JOB
Locate every line below that contains the word "this" and copy it.

:: DATASET EXCERPTS ::

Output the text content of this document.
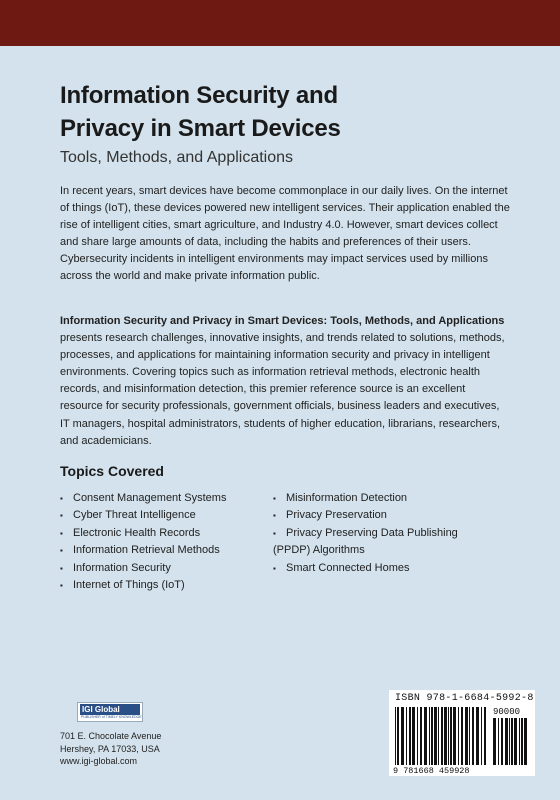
Information Security and
Privacy in Smart Devices
Tools, Methods, and Applications

In recent years, smart devices have become commonplace in our daily lives. On the internet of things (IoT), these devices powered new intelligent services. Their application enabled the rise of intelligent cities, smart agriculture, and Industry 4.0. However, smart devices collect and share large amounts of data, including the habits and preferences of their users. Cybersecurity incidents in intelligent environments may impact services used by millions across the world and make private information public.

Information Security and Privacy in Smart Devices: Tools, Methods, and Applications presents research challenges, innovative insights, and trends related to solutions, methods, processes, and applications for maintaining information security and privacy in intelligent environments. Covering topics such as information retrieval methods, electronic health records, and misinformation detection, this premier reference source is an excellent resource for security professionals, government officials, business leaders and executives, IT managers, hospital administrators, students of higher education, librarians, researchers,
and academicians.

Topics Covered
▪ Consent Management Systems
▪ Cyber Threat Intelligence
▪ Electronic Health Records
▪ Information Retrieval Methods
▪ Information Security
▪ Internet of Things (IoT)
▪ Misinformation Detection
▪ Privacy Preservation
▪ Privacy Preserving Data Publishing
(PPDP) Algorithms
▪ Smart Connected Homes
IGI Global
PUBLISHER of TIMELY KNOWLEDGE
701 E. Chocolate Avenue
Hershey, PA 17033, USA
www.igi-global.com
ISBN 978-1-6684-5992-8
90000
9 781668 459928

:::

RIGHT ANSWER
Output the text content of this document.
Information Security and Privacy in Smart Devices: Tools, Methods, and Applications presents research challenges, innovative insights, and trends related to solutions, methods, processes, and applications for maintaining information security and privacy in intelligent environments. Covering topics such as information retrieval methods, electronic health records, and misinformation detection, this premier reference source is an excellent resource for security professionals, government officials, business leaders and executives, IT managers, hospital administrators, students of higher education, librarians, researchers,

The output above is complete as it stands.